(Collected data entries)

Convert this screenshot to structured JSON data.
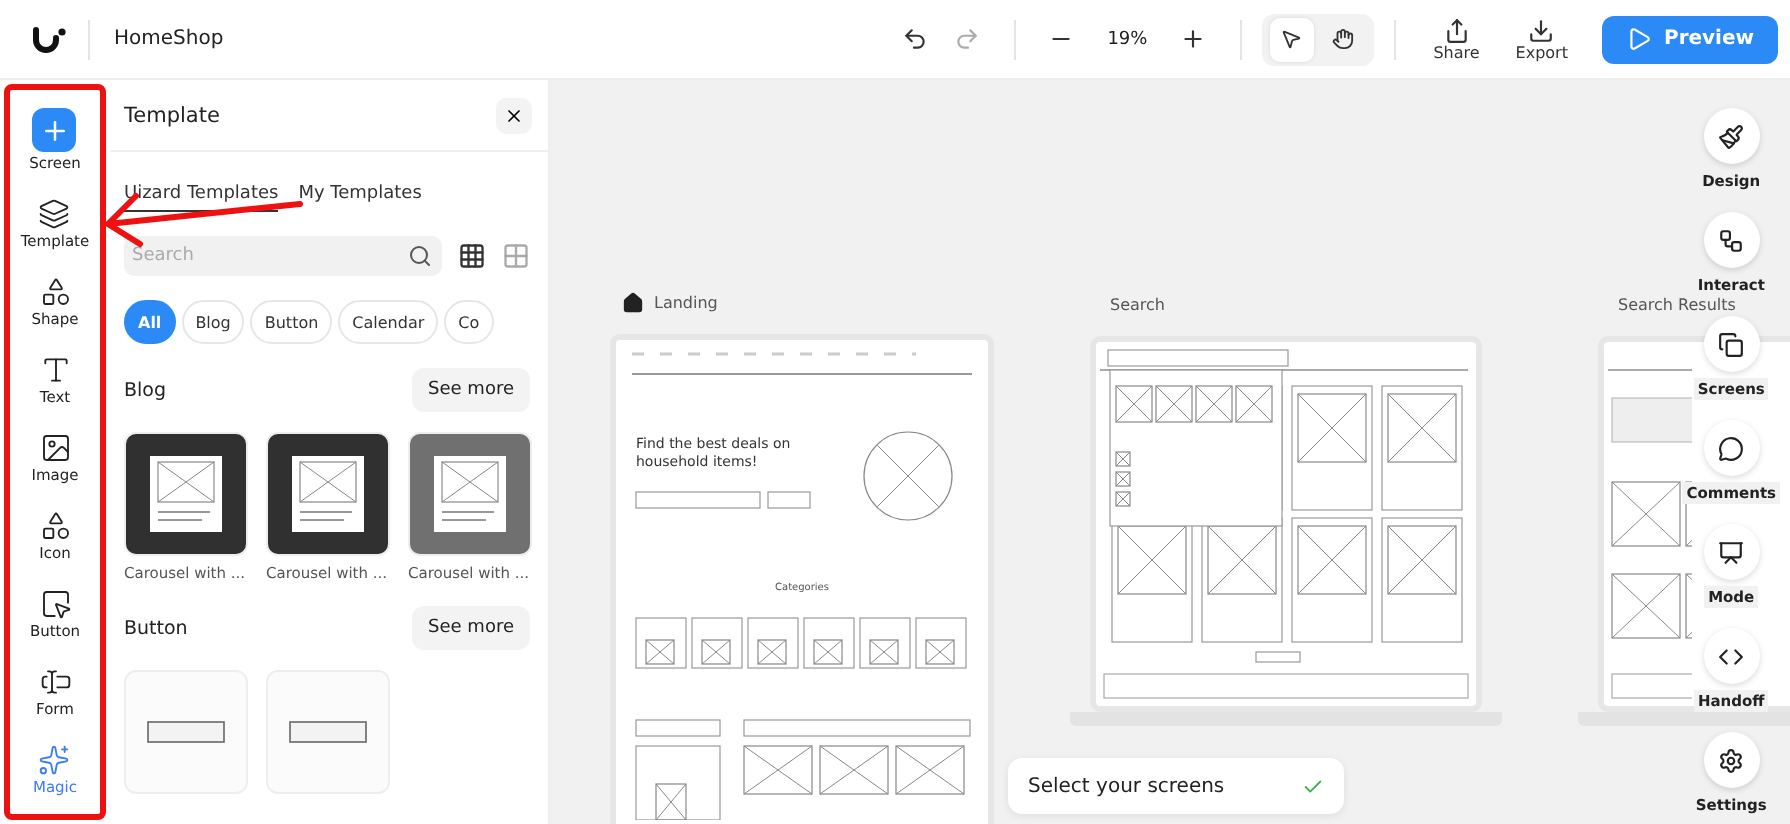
{
  "app": {
    "project": "HomeShop"
  },
  "toolbar": {
    "zoom": "19%",
    "tools": [
      {
        "kind": "pointer",
        "selected": true
      },
      {
        "kind": "hand",
        "selected": false
      }
    ],
    "actions": [
      {
        "kind": "share",
        "label": "Share"
      },
      {
        "kind": "export",
        "label": "Export"
      }
    ],
    "preview": "Preview"
  },
  "left_rail": [
    {
      "kind": "screen",
      "label": "Screen"
    },
    {
      "kind": "template",
      "label": "Template"
    },
    {
      "kind": "shape",
      "label": "Shape"
    },
    {
      "kind": "text",
      "label": "Text"
    },
    {
      "kind": "image",
      "label": "Image"
    },
    {
      "kind": "icon",
      "label": "Icon"
    },
    {
      "kind": "button",
      "label": "Button"
    },
    {
      "kind": "form",
      "label": "Form"
    },
    {
      "kind": "magic",
      "label": "Magic"
    }
  ],
  "panel": {
    "title": "Template",
    "tabs": [
      {
        "label": "Uizard Templates",
        "selected": true
      },
      {
        "label": "My Templates",
        "selected": false
      }
    ],
    "search": {
      "placeholder": "Search"
    },
    "views": [
      {
        "kind": "dense",
        "selected": true
      },
      {
        "kind": "large",
        "selected": false
      }
    ],
    "filters": [
      {
        "label": "All",
        "selected": true
      },
      {
        "label": "Blog",
        "selected": false
      },
      {
        "label": "Button",
        "selected": false
      },
      {
        "label": "Calendar",
        "selected": false
      },
      {
        "label": "Co",
        "selected": false
      }
    ],
    "sections": [
      {
        "title": "Blog",
        "see_more": "See more",
        "items": [
          {
            "kind": "carousel",
            "caption": "Carousel with ...",
            "color": "#303030"
          },
          {
            "kind": "carousel",
            "caption": "Carousel with ...",
            "color": "#303030"
          },
          {
            "kind": "carousel",
            "caption": "Carousel with ...",
            "color": "#707070"
          }
        ]
      },
      {
        "title": "Button",
        "see_more": "See more",
        "items": [
          {
            "kind": "button"
          },
          {
            "kind": "button"
          }
        ]
      }
    ]
  },
  "canvas": {
    "screens": [
      {
        "kind": "landing",
        "title": "Landing",
        "home": true,
        "headline": "Find the best deals on household items!",
        "section": "Categories"
      },
      {
        "kind": "search",
        "title": "Search",
        "home": false
      },
      {
        "kind": "results",
        "title": "Search Results",
        "home": false
      }
    ]
  },
  "toast": {
    "text": "Select your screens",
    "done": true
  },
  "right_rail": [
    {
      "kind": "design",
      "label": "Design"
    },
    {
      "kind": "interact",
      "label": "Interact"
    },
    {
      "kind": "screens",
      "label": "Screens"
    },
    {
      "kind": "comments",
      "label": "Comments"
    },
    {
      "kind": "mode",
      "label": "Mode"
    },
    {
      "kind": "handoff",
      "label": "Handoff"
    },
    {
      "kind": "settings",
      "label": "Settings"
    }
  ]
}
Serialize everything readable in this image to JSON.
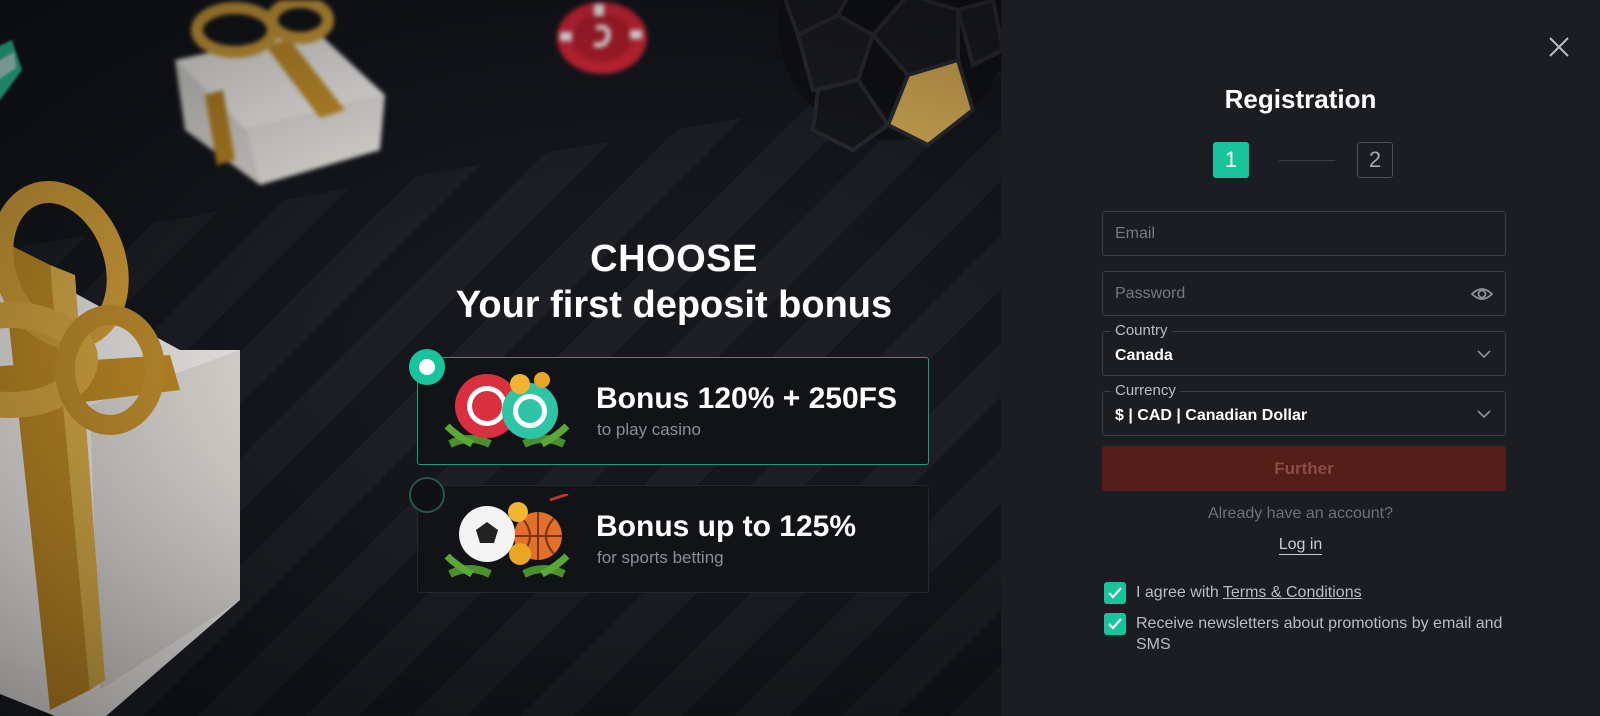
{
  "promo": {
    "heading_line1": "CHOOSE",
    "heading_line2": "Your first deposit bonus",
    "bonuses": [
      {
        "title": "Bonus 120% + 250FS",
        "subtitle": "to play casino",
        "selected": true,
        "icon": "casino-chips-icon"
      },
      {
        "title": "Bonus up to 125%",
        "subtitle": "for sports betting",
        "selected": false,
        "icon": "sports-balls-icon"
      }
    ]
  },
  "registration": {
    "title": "Registration",
    "steps": [
      "1",
      "2"
    ],
    "active_step": 1,
    "email_placeholder": "Email",
    "password_placeholder": "Password",
    "country_label": "Country",
    "country_value": "Canada",
    "currency_label": "Currency",
    "currency_value": "$ | CAD | Canadian Dollar",
    "further_label": "Further",
    "have_account_text": "Already have an account?",
    "login_label": "Log in",
    "agree_prefix": "I agree with ",
    "agree_link": "Terms & Conditions",
    "agree_checked": true,
    "newsletter_text": "Receive newsletters about promotions by email and SMS",
    "newsletter_checked": true
  },
  "colors": {
    "accent": "#17c49c",
    "further_bg": "#541d18",
    "panel_bg": "#1b1d23"
  }
}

• WHAT IS ASKED: Copy all the entries word for word. Omit any pictures.

• ANSWER TO THIS TASK:
Convert this screenshot to structured JSON data.
{
  "app": {
    "project": "HomeShop"
  },
  "toolbar": {
    "zoom": "19%",
    "tools": [
      {
        "kind": "pointer",
        "selected": true
      },
      {
        "kind": "hand",
        "selected": false
      }
    ],
    "actions": [
      {
        "kind": "share",
        "label": "Share"
      },
      {
        "kind": "export",
        "label": "Export"
      }
    ],
    "preview": "Preview"
  },
  "left_rail": [
    {
      "kind": "screen",
      "label": "Screen"
    },
    {
      "kind": "template",
      "label": "Template"
    },
    {
      "kind": "shape",
      "label": "Shape"
    },
    {
      "kind": "text",
      "label": "Text"
    },
    {
      "kind": "image",
      "label": "Image"
    },
    {
      "kind": "icon",
      "label": "Icon"
    },
    {
      "kind": "button",
      "label": "Button"
    },
    {
      "kind": "form",
      "label": "Form"
    },
    {
      "kind": "magic",
      "label": "Magic"
    }
  ],
  "panel": {
    "title": "Template",
    "tabs": [
      {
        "label": "Uizard Templates",
        "selected": true
      },
      {
        "label": "My Templates",
        "selected": false
      }
    ],
    "search": {
      "placeholder": "Search"
    },
    "views": [
      {
        "kind": "dense",
        "selected": true
      },
      {
        "kind": "large",
        "selected": false
      }
    ],
    "filters": [
      {
        "label": "All",
        "selected": true
      },
      {
        "label": "Blog",
        "selected": false
      },
      {
        "label": "Button",
        "selected": false
      },
      {
        "label": "Calendar",
        "selected": false
      },
      {
        "label": "Co",
        "selected": false
      }
    ],
    "sections": [
      {
        "title": "Blog",
        "see_more": "See more",
        "items": [
          {
            "kind": "carousel",
            "caption": "Carousel with ...",
            "color": "#303030"
          },
          {
            "kind": "carousel",
            "caption": "Carousel with ...",
            "color": "#303030"
          },
          {
            "kind": "carousel",
            "caption": "Carousel with ...",
            "color": "#707070"
          }
        ]
      },
      {
        "title": "Button",
        "see_more": "See more",
        "items": [
          {
            "kind": "button"
          },
          {
            "kind": "button"
          }
        ]
      }
    ]
  },
  "canvas": {
    "screens": [
      {
        "kind": "landing",
        "title": "Landing",
        "home": true,
        "headline": "Find the best deals on household items!",
        "section": "Categories"
      },
      {
        "kind": "search",
        "title": "Search",
        "home": false
      },
      {
        "kind": "results",
        "title": "Search Results",
        "home": false
      }
    ]
  },
  "toast": {
    "text": "Select your screens",
    "done": true
  },
  "right_rail": [
    {
      "kind": "design",
      "label": "Design"
    },
    {
      "kind": "interact",
      "label": "Interact"
    },
    {
      "kind": "screens",
      "label": "Screens"
    },
    {
      "kind": "comments",
      "label": "Comments"
    },
    {
      "kind": "mode",
      "label": "Mode"
    },
    {
      "kind": "handoff",
      "label": "Handoff"
    },
    {
      "kind": "settings",
      "label": "Settings"
    }
  ]
}
Serialize everything readable in this image to JSON.
{
  "promo": {
    "heading_line1": "CHOOSE",
    "heading_line2": "Your first deposit bonus",
    "bonuses": [
      {
        "title": "Bonus 120% + 250FS",
        "subtitle": "to play casino",
        "selected": true,
        "icon": "casino-chips-icon"
      },
      {
        "title": "Bonus up to 125%",
        "subtitle": "for sports betting",
        "selected": false,
        "icon": "sports-balls-icon"
      }
    ]
  },
  "registration": {
    "title": "Registration",
    "steps": [
      "1",
      "2"
    ],
    "active_step": 1,
    "email_placeholder": "Email",
    "password_placeholder": "Password",
    "country_label": "Country",
    "country_value": "Canada",
    "currency_label": "Currency",
    "currency_value": "$ | CAD | Canadian Dollar",
    "further_label": "Further",
    "have_account_text": "Already have an account?",
    "login_label": "Log in",
    "agree_prefix": "I agree with ",
    "agree_link": "Terms & Conditions",
    "agree_checked": true,
    "newsletter_text": "Receive newsletters about promotions by email and SMS",
    "newsletter_checked": true
  },
  "colors": {
    "accent": "#17c49c",
    "further_bg": "#541d18",
    "panel_bg": "#1b1d23"
  }
}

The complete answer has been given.